• _Written task_
Omit the pictures from the entries below and retype everything else exactly.

++++++++

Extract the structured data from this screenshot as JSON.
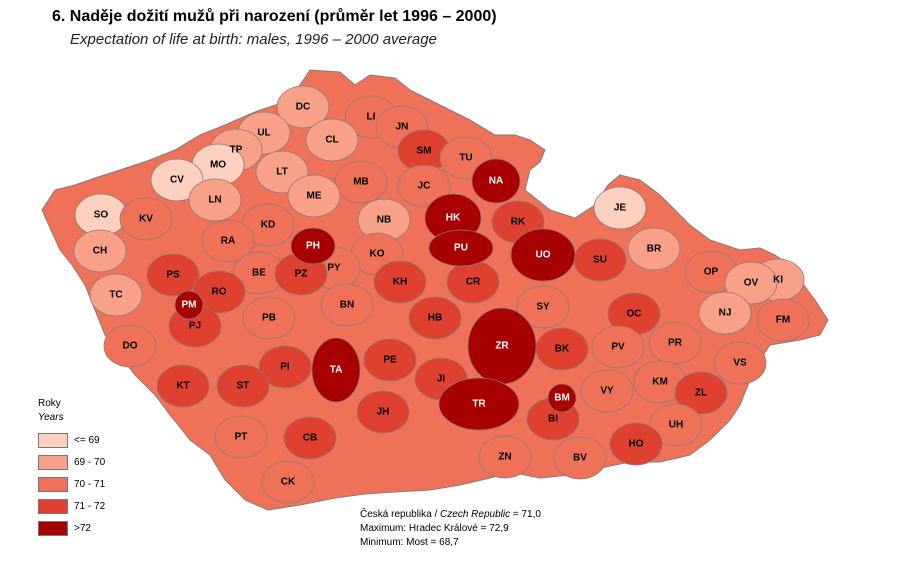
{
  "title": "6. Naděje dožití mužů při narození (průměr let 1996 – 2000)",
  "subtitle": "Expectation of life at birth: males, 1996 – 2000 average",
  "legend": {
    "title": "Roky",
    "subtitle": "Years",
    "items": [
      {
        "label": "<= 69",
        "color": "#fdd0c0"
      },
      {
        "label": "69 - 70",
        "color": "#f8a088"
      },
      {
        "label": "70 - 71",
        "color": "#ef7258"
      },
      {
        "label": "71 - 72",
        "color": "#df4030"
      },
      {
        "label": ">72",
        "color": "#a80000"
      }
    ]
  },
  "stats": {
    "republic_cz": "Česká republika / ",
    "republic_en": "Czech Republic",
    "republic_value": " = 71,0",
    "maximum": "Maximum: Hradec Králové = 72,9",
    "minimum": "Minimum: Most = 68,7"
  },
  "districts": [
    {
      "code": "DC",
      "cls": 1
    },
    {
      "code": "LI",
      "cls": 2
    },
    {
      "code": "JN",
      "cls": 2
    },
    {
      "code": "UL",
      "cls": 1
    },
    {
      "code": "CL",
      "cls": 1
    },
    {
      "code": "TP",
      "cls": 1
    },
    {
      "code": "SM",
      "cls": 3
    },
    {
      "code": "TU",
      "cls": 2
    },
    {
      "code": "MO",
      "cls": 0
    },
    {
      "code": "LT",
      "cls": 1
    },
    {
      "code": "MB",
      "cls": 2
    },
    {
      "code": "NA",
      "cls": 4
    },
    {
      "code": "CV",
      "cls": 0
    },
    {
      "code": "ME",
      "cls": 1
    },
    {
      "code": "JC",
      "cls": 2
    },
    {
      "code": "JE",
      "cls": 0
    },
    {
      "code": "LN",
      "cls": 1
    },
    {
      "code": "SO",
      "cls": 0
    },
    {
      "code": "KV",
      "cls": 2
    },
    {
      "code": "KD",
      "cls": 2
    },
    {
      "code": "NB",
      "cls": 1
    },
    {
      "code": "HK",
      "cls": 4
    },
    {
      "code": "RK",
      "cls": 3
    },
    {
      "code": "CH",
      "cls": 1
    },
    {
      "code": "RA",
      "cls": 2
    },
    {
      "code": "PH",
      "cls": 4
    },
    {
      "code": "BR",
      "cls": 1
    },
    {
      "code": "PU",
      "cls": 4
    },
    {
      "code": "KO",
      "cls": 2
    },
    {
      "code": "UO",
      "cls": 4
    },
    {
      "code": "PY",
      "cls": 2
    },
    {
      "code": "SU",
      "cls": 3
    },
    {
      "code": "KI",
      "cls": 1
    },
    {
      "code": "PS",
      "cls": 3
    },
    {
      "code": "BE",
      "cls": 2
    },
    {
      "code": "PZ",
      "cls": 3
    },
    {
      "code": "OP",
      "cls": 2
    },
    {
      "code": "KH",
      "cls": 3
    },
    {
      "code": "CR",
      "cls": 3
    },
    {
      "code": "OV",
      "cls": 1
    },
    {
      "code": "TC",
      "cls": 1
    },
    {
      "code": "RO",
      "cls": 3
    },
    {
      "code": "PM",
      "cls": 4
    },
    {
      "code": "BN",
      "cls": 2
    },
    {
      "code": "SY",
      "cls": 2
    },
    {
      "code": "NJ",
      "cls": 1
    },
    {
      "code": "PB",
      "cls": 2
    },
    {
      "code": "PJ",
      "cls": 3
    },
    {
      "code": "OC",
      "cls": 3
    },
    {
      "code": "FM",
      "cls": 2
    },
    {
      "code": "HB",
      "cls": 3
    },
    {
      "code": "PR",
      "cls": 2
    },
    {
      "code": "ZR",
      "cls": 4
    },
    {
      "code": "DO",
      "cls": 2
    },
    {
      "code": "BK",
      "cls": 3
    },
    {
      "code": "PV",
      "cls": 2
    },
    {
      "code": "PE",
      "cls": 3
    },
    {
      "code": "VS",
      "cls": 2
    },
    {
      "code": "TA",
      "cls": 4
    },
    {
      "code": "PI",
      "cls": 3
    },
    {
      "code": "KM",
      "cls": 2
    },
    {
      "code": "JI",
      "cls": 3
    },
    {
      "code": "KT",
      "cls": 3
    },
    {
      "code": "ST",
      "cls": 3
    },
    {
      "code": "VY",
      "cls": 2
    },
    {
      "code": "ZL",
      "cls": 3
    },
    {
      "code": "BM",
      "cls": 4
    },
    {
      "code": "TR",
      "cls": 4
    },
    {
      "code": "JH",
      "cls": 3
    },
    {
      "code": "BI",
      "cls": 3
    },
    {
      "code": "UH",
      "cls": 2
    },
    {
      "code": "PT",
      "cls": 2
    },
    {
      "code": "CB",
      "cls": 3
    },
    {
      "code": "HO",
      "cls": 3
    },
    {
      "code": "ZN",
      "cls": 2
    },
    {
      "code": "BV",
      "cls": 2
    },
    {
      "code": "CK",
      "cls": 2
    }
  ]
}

++++++++

• _Complete output_
Extract the structured data from this screenshot as JSON.
{
  "title": "6. Naděje dožití mužů při narození (průměr let 1996 – 2000)",
  "subtitle": "Expectation of life at birth: males, 1996 – 2000 average",
  "legend": {
    "title": "Roky",
    "subtitle": "Years",
    "items": [
      {
        "label": "<= 69",
        "color": "#fdd0c0"
      },
      {
        "label": "69 - 70",
        "color": "#f8a088"
      },
      {
        "label": "70 - 71",
        "color": "#ef7258"
      },
      {
        "label": "71 - 72",
        "color": "#df4030"
      },
      {
        "label": ">72",
        "color": "#a80000"
      }
    ]
  },
  "stats": {
    "republic_cz": "Česká republika / ",
    "republic_en": "Czech Republic",
    "republic_value": " = 71,0",
    "maximum": "Maximum: Hradec Králové = 72,9",
    "minimum": "Minimum: Most = 68,7"
  },
  "districts": [
    {
      "code": "DC",
      "cls": 1
    },
    {
      "code": "LI",
      "cls": 2
    },
    {
      "code": "JN",
      "cls": 2
    },
    {
      "code": "UL",
      "cls": 1
    },
    {
      "code": "CL",
      "cls": 1
    },
    {
      "code": "TP",
      "cls": 1
    },
    {
      "code": "SM",
      "cls": 3
    },
    {
      "code": "TU",
      "cls": 2
    },
    {
      "code": "MO",
      "cls": 0
    },
    {
      "code": "LT",
      "cls": 1
    },
    {
      "code": "MB",
      "cls": 2
    },
    {
      "code": "NA",
      "cls": 4
    },
    {
      "code": "CV",
      "cls": 0
    },
    {
      "code": "ME",
      "cls": 1
    },
    {
      "code": "JC",
      "cls": 2
    },
    {
      "code": "JE",
      "cls": 0
    },
    {
      "code": "LN",
      "cls": 1
    },
    {
      "code": "SO",
      "cls": 0
    },
    {
      "code": "KV",
      "cls": 2
    },
    {
      "code": "KD",
      "cls": 2
    },
    {
      "code": "NB",
      "cls": 1
    },
    {
      "code": "HK",
      "cls": 4
    },
    {
      "code": "RK",
      "cls": 3
    },
    {
      "code": "CH",
      "cls": 1
    },
    {
      "code": "RA",
      "cls": 2
    },
    {
      "code": "PH",
      "cls": 4
    },
    {
      "code": "BR",
      "cls": 1
    },
    {
      "code": "PU",
      "cls": 4
    },
    {
      "code": "KO",
      "cls": 2
    },
    {
      "code": "UO",
      "cls": 4
    },
    {
      "code": "PY",
      "cls": 2
    },
    {
      "code": "SU",
      "cls": 3
    },
    {
      "code": "KI",
      "cls": 1
    },
    {
      "code": "PS",
      "cls": 3
    },
    {
      "code": "BE",
      "cls": 2
    },
    {
      "code": "PZ",
      "cls": 3
    },
    {
      "code": "OP",
      "cls": 2
    },
    {
      "code": "KH",
      "cls": 3
    },
    {
      "code": "CR",
      "cls": 3
    },
    {
      "code": "OV",
      "cls": 1
    },
    {
      "code": "TC",
      "cls": 1
    },
    {
      "code": "RO",
      "cls": 3
    },
    {
      "code": "PM",
      "cls": 4
    },
    {
      "code": "BN",
      "cls": 2
    },
    {
      "code": "SY",
      "cls": 2
    },
    {
      "code": "NJ",
      "cls": 1
    },
    {
      "code": "PB",
      "cls": 2
    },
    {
      "code": "PJ",
      "cls": 3
    },
    {
      "code": "OC",
      "cls": 3
    },
    {
      "code": "FM",
      "cls": 2
    },
    {
      "code": "HB",
      "cls": 3
    },
    {
      "code": "PR",
      "cls": 2
    },
    {
      "code": "ZR",
      "cls": 4
    },
    {
      "code": "DO",
      "cls": 2
    },
    {
      "code": "BK",
      "cls": 3
    },
    {
      "code": "PV",
      "cls": 2
    },
    {
      "code": "PE",
      "cls": 3
    },
    {
      "code": "VS",
      "cls": 2
    },
    {
      "code": "TA",
      "cls": 4
    },
    {
      "code": "PI",
      "cls": 3
    },
    {
      "code": "KM",
      "cls": 2
    },
    {
      "code": "JI",
      "cls": 3
    },
    {
      "code": "KT",
      "cls": 3
    },
    {
      "code": "ST",
      "cls": 3
    },
    {
      "code": "VY",
      "cls": 2
    },
    {
      "code": "ZL",
      "cls": 3
    },
    {
      "code": "BM",
      "cls": 4
    },
    {
      "code": "TR",
      "cls": 4
    },
    {
      "code": "JH",
      "cls": 3
    },
    {
      "code": "BI",
      "cls": 3
    },
    {
      "code": "UH",
      "cls": 2
    },
    {
      "code": "PT",
      "cls": 2
    },
    {
      "code": "CB",
      "cls": 3
    },
    {
      "code": "HO",
      "cls": 3
    },
    {
      "code": "ZN",
      "cls": 2
    },
    {
      "code": "BV",
      "cls": 2
    },
    {
      "code": "CK",
      "cls": 2
    }
  ]
}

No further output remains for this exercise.